Entries taken from a collection
···

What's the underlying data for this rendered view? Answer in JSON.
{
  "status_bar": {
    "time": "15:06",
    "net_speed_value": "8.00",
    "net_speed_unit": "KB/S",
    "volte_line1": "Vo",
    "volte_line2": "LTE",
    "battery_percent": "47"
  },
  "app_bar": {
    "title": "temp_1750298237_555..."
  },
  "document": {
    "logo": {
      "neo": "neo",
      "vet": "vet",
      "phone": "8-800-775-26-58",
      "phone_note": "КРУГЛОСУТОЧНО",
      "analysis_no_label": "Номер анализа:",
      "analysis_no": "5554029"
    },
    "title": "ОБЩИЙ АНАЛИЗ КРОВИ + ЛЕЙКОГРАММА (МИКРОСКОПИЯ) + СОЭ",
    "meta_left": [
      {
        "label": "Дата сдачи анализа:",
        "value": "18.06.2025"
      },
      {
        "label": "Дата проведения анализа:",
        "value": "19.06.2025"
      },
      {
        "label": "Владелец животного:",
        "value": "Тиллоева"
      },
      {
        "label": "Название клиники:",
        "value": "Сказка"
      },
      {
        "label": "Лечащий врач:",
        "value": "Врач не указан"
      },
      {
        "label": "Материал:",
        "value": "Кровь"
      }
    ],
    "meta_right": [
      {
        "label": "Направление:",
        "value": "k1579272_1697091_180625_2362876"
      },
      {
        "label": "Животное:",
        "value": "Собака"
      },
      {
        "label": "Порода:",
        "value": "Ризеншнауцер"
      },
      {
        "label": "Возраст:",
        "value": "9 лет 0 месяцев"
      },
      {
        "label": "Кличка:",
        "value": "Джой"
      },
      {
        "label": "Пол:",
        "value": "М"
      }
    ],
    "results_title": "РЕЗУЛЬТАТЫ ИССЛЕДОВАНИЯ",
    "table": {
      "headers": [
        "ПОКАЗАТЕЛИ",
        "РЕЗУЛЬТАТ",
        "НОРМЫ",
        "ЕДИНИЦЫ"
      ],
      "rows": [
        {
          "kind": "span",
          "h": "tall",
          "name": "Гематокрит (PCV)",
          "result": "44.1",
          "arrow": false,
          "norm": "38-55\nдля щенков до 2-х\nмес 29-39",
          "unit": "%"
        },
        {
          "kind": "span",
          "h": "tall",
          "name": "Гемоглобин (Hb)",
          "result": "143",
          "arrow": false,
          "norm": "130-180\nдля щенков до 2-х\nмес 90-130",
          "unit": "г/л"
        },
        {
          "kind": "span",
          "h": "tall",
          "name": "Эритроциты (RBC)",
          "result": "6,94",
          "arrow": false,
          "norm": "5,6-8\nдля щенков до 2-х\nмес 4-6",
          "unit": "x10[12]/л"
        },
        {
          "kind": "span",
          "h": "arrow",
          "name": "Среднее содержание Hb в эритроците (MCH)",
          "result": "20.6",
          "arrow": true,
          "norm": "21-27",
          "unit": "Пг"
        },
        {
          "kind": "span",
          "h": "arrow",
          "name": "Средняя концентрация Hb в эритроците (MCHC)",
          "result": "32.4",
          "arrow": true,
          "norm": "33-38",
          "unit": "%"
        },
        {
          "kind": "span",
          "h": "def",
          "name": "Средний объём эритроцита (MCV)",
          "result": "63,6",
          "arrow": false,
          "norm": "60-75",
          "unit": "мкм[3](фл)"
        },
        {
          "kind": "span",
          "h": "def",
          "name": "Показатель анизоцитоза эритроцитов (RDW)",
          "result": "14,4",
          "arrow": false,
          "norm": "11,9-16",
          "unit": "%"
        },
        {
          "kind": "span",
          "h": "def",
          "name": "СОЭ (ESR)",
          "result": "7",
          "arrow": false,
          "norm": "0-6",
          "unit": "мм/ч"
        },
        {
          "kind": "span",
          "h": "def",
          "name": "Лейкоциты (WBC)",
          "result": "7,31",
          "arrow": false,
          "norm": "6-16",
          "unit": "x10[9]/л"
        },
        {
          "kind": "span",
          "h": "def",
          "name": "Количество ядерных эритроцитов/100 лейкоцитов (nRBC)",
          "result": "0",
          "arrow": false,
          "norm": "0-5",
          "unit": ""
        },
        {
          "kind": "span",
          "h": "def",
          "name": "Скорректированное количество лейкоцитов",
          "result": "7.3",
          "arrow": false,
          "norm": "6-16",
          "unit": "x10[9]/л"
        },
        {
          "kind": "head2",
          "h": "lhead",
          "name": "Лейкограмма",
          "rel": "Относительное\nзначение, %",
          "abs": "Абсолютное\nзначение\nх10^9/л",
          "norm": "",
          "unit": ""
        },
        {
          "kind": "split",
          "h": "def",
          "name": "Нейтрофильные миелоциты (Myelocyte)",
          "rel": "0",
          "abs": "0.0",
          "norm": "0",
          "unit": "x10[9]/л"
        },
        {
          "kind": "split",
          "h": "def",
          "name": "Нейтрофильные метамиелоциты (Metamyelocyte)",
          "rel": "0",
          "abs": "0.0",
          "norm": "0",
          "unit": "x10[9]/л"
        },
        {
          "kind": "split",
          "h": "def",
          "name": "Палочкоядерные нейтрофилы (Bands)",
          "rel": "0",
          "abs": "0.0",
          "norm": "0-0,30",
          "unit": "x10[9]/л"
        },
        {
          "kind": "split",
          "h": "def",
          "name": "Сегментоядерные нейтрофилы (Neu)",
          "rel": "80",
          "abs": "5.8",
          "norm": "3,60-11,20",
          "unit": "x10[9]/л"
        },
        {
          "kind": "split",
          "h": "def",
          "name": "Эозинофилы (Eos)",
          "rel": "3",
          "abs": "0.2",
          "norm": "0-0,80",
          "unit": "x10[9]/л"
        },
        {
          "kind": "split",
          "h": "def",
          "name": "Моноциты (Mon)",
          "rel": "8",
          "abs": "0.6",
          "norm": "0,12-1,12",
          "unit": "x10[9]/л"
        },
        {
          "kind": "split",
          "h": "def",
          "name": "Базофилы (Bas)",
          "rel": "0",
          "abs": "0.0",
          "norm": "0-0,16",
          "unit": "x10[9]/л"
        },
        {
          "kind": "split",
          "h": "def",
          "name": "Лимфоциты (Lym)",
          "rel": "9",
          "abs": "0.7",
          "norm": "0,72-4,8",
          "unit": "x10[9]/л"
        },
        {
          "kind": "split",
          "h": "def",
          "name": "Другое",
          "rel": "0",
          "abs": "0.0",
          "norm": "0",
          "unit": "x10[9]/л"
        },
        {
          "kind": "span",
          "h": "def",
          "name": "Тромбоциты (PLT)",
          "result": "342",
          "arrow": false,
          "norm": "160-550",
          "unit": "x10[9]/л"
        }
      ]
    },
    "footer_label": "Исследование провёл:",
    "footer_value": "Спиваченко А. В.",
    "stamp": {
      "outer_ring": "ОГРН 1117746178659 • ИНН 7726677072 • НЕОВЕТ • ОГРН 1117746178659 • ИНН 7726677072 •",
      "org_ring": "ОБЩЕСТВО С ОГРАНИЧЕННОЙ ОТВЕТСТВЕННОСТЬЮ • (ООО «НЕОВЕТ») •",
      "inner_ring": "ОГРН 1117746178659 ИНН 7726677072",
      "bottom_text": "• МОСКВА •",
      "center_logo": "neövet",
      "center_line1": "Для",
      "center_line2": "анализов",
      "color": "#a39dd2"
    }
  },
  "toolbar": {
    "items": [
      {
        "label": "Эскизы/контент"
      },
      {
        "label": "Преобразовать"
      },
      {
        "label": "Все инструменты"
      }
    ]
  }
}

···

> [TASK STATEMENT] Each record above should be output again exactly.

> [OUTPUT]
What's the underlying data for this rendered view? Answer in JSON.
{
  "status_bar": {
    "time": "15:06",
    "net_speed_value": "8.00",
    "net_speed_unit": "KB/S",
    "volte_line1": "Vo",
    "volte_line2": "LTE",
    "battery_percent": "47"
  },
  "app_bar": {
    "title": "temp_1750298237_555..."
  },
  "document": {
    "logo": {
      "neo": "neo",
      "vet": "vet",
      "phone": "8-800-775-26-58",
      "phone_note": "КРУГЛОСУТОЧНО",
      "analysis_no_label": "Номер анализа:",
      "analysis_no": "5554029"
    },
    "title": "ОБЩИЙ АНАЛИЗ КРОВИ + ЛЕЙКОГРАММА (МИКРОСКОПИЯ) + СОЭ",
    "meta_left": [
      {
        "label": "Дата сдачи анализа:",
        "value": "18.06.2025"
      },
      {
        "label": "Дата проведения анализа:",
        "value": "19.06.2025"
      },
      {
        "label": "Владелец животного:",
        "value": "Тиллоева"
      },
      {
        "label": "Название клиники:",
        "value": "Сказка"
      },
      {
        "label": "Лечащий врач:",
        "value": "Врач не указан"
      },
      {
        "label": "Материал:",
        "value": "Кровь"
      }
    ],
    "meta_right": [
      {
        "label": "Направление:",
        "value": "k1579272_1697091_180625_2362876"
      },
      {
        "label": "Животное:",
        "value": "Собака"
      },
      {
        "label": "Порода:",
        "value": "Ризеншнауцер"
      },
      {
        "label": "Возраст:",
        "value": "9 лет 0 месяцев"
      },
      {
        "label": "Кличка:",
        "value": "Джой"
      },
      {
        "label": "Пол:",
        "value": "М"
      }
    ],
    "results_title": "РЕЗУЛЬТАТЫ ИССЛЕДОВАНИЯ",
    "table": {
      "headers": [
        "ПОКАЗАТЕЛИ",
        "РЕЗУЛЬТАТ",
        "НОРМЫ",
        "ЕДИНИЦЫ"
      ],
      "rows": [
        {
          "kind": "span",
          "h": "tall",
          "name": "Гематокрит (PCV)",
          "result": "44.1",
          "arrow": false,
          "norm": "38-55\nдля щенков до 2-х\nмес 29-39",
          "unit": "%"
        },
        {
          "kind": "span",
          "h": "tall",
          "name": "Гемоглобин (Hb)",
          "result": "143",
          "arrow": false,
          "norm": "130-180\nдля щенков до 2-х\nмес 90-130",
          "unit": "г/л"
        },
        {
          "kind": "span",
          "h": "tall",
          "name": "Эритроциты (RBC)",
          "result": "6,94",
          "arrow": false,
          "norm": "5,6-8\nдля щенков до 2-х\nмес 4-6",
          "unit": "x10[12]/л"
        },
        {
          "kind": "span",
          "h": "arrow",
          "name": "Среднее содержание Hb в эритроците (MCH)",
          "result": "20.6",
          "arrow": true,
          "norm": "21-27",
          "unit": "Пг"
        },
        {
          "kind": "span",
          "h": "arrow",
          "name": "Средняя концентрация Hb в эритроците (MCHC)",
          "result": "32.4",
          "arrow": true,
          "norm": "33-38",
          "unit": "%"
        },
        {
          "kind": "span",
          "h": "def",
          "name": "Средний объём эритроцита (MCV)",
          "result": "63,6",
          "arrow": false,
          "norm": "60-75",
          "unit": "мкм[3](фл)"
        },
        {
          "kind": "span",
          "h": "def",
          "name": "Показатель анизоцитоза эритроцитов (RDW)",
          "result": "14,4",
          "arrow": false,
          "norm": "11,9-16",
          "unit": "%"
        },
        {
          "kind": "span",
          "h": "def",
          "name": "СОЭ (ESR)",
          "result": "7",
          "arrow": false,
          "norm": "0-6",
          "unit": "мм/ч"
        },
        {
          "kind": "span",
          "h": "def",
          "name": "Лейкоциты (WBC)",
          "result": "7,31",
          "arrow": false,
          "norm": "6-16",
          "unit": "x10[9]/л"
        },
        {
          "kind": "span",
          "h": "def",
          "name": "Количество ядерных эритроцитов/100 лейкоцитов (nRBC)",
          "result": "0",
          "arrow": false,
          "norm": "0-5",
          "unit": ""
        },
        {
          "kind": "span",
          "h": "def",
          "name": "Скорректированное количество лейкоцитов",
          "result": "7.3",
          "arrow": false,
          "norm": "6-16",
          "unit": "x10[9]/л"
        },
        {
          "kind": "head2",
          "h": "lhead",
          "name": "Лейкограмма",
          "rel": "Относительное\nзначение, %",
          "abs": "Абсолютное\nзначение\nх10^9/л",
          "norm": "",
          "unit": ""
        },
        {
          "kind": "split",
          "h": "def",
          "name": "Нейтрофильные миелоциты (Myelocyte)",
          "rel": "0",
          "abs": "0.0",
          "norm": "0",
          "unit": "x10[9]/л"
        },
        {
          "kind": "split",
          "h": "def",
          "name": "Нейтрофильные метамиелоциты (Metamyelocyte)",
          "rel": "0",
          "abs": "0.0",
          "norm": "0",
          "unit": "x10[9]/л"
        },
        {
          "kind": "split",
          "h": "def",
          "name": "Палочкоядерные нейтрофилы (Bands)",
          "rel": "0",
          "abs": "0.0",
          "norm": "0-0,30",
          "unit": "x10[9]/л"
        },
        {
          "kind": "split",
          "h": "def",
          "name": "Сегментоядерные нейтрофилы (Neu)",
          "rel": "80",
          "abs": "5.8",
          "norm": "3,60-11,20",
          "unit": "x10[9]/л"
        },
        {
          "kind": "split",
          "h": "def",
          "name": "Эозинофилы (Eos)",
          "rel": "3",
          "abs": "0.2",
          "norm": "0-0,80",
          "unit": "x10[9]/л"
        },
        {
          "kind": "split",
          "h": "def",
          "name": "Моноциты (Mon)",
          "rel": "8",
          "abs": "0.6",
          "norm": "0,12-1,12",
          "unit": "x10[9]/л"
        },
        {
          "kind": "split",
          "h": "def",
          "name": "Базофилы (Bas)",
          "rel": "0",
          "abs": "0.0",
          "norm": "0-0,16",
          "unit": "x10[9]/л"
        },
        {
          "kind": "split",
          "h": "def",
          "name": "Лимфоциты (Lym)",
          "rel": "9",
          "abs": "0.7",
          "norm": "0,72-4,8",
          "unit": "x10[9]/л"
        },
        {
          "kind": "split",
          "h": "def",
          "name": "Другое",
          "rel": "0",
          "abs": "0.0",
          "norm": "0",
          "unit": "x10[9]/л"
        },
        {
          "kind": "span",
          "h": "def",
          "name": "Тромбоциты (PLT)",
          "result": "342",
          "arrow": false,
          "norm": "160-550",
          "unit": "x10[9]/л"
        }
      ]
    },
    "footer_label": "Исследование провёл:",
    "footer_value": "Спиваченко А. В.",
    "stamp": {
      "outer_ring": "ОГРН 1117746178659 • ИНН 7726677072 • НЕОВЕТ • ОГРН 1117746178659 • ИНН 7726677072 •",
      "org_ring": "ОБЩЕСТВО С ОГРАНИЧЕННОЙ ОТВЕТСТВЕННОСТЬЮ • (ООО «НЕОВЕТ») •",
      "inner_ring": "ОГРН 1117746178659 ИНН 7726677072",
      "bottom_text": "• МОСКВА •",
      "center_logo": "neövet",
      "center_line1": "Для",
      "center_line2": "анализов",
      "color": "#a39dd2"
    }
  },
  "toolbar": {
    "items": [
      {
        "label": "Эскизы/контент"
      },
      {
        "label": "Преобразовать"
      },
      {
        "label": "Все инструменты"
      }
    ]
  }
}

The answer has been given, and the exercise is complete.